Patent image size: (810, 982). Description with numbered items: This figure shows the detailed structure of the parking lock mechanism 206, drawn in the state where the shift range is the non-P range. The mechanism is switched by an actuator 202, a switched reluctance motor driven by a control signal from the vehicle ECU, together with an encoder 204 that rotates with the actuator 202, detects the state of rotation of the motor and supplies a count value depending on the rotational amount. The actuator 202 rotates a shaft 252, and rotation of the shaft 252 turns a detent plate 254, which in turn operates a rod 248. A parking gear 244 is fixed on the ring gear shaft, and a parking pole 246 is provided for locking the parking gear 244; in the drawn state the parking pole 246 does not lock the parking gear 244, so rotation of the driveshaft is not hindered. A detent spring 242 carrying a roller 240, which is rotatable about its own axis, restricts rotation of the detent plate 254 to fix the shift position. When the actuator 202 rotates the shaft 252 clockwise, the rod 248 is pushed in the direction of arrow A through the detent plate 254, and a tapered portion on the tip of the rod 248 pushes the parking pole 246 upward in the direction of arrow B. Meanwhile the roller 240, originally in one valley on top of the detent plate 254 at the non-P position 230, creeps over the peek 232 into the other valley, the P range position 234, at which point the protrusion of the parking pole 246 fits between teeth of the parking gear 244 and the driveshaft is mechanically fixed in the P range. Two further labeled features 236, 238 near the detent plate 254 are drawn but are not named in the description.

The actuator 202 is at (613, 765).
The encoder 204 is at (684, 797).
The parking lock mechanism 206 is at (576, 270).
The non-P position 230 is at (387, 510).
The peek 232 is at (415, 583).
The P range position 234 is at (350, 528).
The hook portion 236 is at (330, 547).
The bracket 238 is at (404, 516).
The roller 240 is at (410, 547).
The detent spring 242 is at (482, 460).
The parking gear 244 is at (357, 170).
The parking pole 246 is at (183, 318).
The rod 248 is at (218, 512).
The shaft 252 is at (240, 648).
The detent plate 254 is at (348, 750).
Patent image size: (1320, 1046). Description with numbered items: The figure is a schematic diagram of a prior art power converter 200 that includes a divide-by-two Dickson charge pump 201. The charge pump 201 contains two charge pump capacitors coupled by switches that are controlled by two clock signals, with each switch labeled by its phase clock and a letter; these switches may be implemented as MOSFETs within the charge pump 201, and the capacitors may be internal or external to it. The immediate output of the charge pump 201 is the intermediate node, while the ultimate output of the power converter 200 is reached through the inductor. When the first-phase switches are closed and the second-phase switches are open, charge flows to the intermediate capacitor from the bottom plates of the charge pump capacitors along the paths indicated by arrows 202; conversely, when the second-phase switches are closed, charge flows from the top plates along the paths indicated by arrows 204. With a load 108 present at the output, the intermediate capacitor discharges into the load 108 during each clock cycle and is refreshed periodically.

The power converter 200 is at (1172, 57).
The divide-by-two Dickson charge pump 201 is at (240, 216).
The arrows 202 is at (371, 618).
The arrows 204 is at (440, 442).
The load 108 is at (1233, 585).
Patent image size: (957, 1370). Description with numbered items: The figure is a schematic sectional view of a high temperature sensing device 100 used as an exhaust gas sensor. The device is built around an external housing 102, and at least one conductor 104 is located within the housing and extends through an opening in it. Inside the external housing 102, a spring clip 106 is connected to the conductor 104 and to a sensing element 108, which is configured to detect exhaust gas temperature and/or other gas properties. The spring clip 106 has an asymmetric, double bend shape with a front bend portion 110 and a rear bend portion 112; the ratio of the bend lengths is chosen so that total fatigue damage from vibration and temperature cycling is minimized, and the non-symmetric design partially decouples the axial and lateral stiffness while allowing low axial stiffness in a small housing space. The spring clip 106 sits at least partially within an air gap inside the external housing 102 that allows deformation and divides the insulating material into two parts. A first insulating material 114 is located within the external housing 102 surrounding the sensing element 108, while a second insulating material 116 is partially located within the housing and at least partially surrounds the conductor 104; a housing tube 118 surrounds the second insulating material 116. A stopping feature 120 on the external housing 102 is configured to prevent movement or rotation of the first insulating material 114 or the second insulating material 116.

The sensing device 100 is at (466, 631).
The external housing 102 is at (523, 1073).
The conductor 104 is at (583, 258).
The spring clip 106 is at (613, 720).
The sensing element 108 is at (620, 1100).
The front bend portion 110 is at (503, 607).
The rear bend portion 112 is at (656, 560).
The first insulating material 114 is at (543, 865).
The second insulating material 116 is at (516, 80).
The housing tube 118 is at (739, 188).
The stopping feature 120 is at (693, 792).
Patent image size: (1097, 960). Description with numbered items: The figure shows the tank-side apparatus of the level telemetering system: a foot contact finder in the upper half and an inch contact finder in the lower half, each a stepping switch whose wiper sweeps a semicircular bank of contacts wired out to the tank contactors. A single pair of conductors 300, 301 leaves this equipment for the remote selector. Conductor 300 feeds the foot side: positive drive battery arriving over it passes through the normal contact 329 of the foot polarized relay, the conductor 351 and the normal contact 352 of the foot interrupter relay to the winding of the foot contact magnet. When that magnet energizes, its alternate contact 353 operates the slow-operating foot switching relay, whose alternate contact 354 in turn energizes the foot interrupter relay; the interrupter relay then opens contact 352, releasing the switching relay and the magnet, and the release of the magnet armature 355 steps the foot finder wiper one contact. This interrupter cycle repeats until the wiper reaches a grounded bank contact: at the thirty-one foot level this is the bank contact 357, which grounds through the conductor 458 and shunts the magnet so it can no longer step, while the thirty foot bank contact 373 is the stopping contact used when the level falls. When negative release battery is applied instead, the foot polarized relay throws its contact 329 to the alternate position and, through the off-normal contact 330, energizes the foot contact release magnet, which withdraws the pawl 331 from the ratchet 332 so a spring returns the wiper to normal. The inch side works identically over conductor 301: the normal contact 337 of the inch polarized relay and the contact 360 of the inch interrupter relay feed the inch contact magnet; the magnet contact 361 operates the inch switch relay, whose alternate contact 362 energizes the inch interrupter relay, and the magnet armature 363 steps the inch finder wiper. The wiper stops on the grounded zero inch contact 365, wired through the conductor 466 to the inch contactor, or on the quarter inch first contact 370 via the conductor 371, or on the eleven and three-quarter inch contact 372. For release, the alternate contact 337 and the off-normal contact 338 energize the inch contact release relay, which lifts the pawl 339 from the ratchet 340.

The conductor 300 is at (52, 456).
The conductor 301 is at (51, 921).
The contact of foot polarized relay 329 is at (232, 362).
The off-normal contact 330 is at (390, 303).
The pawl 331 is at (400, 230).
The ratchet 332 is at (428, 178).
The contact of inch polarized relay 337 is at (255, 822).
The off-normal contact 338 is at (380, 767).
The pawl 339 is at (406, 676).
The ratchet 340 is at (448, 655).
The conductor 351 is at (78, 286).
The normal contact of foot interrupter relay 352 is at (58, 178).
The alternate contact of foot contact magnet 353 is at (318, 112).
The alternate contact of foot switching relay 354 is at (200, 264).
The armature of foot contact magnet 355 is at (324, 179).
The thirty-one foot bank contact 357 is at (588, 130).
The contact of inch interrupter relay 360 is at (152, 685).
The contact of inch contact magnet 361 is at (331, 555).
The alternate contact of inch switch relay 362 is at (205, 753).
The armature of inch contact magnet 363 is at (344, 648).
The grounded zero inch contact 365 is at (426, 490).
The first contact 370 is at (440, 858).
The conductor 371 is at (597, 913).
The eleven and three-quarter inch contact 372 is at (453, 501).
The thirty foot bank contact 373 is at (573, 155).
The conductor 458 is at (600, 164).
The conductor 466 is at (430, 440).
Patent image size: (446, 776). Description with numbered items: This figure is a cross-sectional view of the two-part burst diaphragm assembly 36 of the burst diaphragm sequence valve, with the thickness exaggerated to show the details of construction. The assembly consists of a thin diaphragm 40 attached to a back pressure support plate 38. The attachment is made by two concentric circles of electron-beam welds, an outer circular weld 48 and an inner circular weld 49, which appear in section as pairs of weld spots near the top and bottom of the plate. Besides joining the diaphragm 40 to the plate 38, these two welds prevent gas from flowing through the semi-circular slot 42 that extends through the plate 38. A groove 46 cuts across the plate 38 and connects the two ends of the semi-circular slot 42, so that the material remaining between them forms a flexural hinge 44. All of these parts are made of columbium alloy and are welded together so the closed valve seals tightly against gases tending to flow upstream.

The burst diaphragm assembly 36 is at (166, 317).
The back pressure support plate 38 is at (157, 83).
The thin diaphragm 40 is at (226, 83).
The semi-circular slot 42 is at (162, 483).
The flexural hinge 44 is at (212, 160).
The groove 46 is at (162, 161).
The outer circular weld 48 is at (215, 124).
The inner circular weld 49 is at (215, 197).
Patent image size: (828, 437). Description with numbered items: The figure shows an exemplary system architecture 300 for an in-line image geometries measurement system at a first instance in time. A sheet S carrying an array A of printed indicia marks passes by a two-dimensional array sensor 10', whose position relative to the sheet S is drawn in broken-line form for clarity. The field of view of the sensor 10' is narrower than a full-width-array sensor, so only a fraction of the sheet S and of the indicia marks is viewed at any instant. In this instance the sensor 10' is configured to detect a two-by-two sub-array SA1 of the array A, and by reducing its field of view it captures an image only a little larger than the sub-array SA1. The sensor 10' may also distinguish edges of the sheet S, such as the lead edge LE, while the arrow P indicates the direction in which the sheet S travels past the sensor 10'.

▬▬▬▬▬▬

WRITTEN PROBLEM:
Starting at the first line of the rows above and ending at the line that contains "The detent plate 254 is at (348, 750).", lay out every line as a JSON list of strings, one string per line, leaving out blank lines.

WRITTEN ANSWER:
[
  "Patent image size: (810, 982). Description with numbered items: This figure shows the detailed structure of the parking lock mechanism 206, drawn in the state where the shift range is the non-P range. The mechanism is switched by an actuator 202, a switched reluctance motor driven by a control signal from the vehicle ECU, together with an encoder 204 that rotates with the actuator 202, detects the state of rotation of the motor and supplies a count value depending on the rotational amount. The actuator 202 rotates a shaft 252, and rotation of the shaft 252 turns a detent plate 254, which in turn operates a rod 248. A parking gear 244 is fixed on the ring gear shaft, and a parking pole 246 is provided for locking the parking gear 244; in the drawn state the parking pole 246 does not lock the parking gear 244, so rotation of the driveshaft is not hindered. A detent spring 242 carrying a roller 240, which is rotatable about its own axis, restricts rotation of the detent plate 254 to fix the shift position. When the actuator 202 rotates the shaft 252 clockwise, the rod 248 is pushed in the direction of arrow A through the detent plate 254, and a tapered portion on the tip of the rod 248 pushes the parking pole 246 upward in the direction of arrow B. Meanwhile the roller 240, originally in one valley on top of the detent plate 254 at the non-P position 230, creeps over the peek 232 into the other valley, the P range position 234, at which point the protrusion of the parking pole 246 fits between teeth of the parking gear 244 and the driveshaft is mechanically fixed in the P range. Two further labeled features 236, 238 near the detent plate 254 are drawn but are not named in the description.",
  "The actuator 202 is at (613, 765).",
  "The encoder 204 is at (684, 797).",
  "The parking lock mechanism 206 is at (576, 270).",
  "The non-P position 230 is at (387, 510).",
  "The peek 232 is at (415, 583).",
  "The P range position 234 is at (350, 528).",
  "The hook portion 236 is at (330, 547).",
  "The bracket 238 is at (404, 516).",
  "The roller 240 is at (410, 547).",
  "The detent spring 242 is at (482, 460).",
  "The parking gear 244 is at (357, 170).",
  "The parking pole 246 is at (183, 318).",
  "The rod 248 is at (218, 512).",
  "The shaft 252 is at (240, 648).",
  "The detent plate 254 is at (348, 750)."
]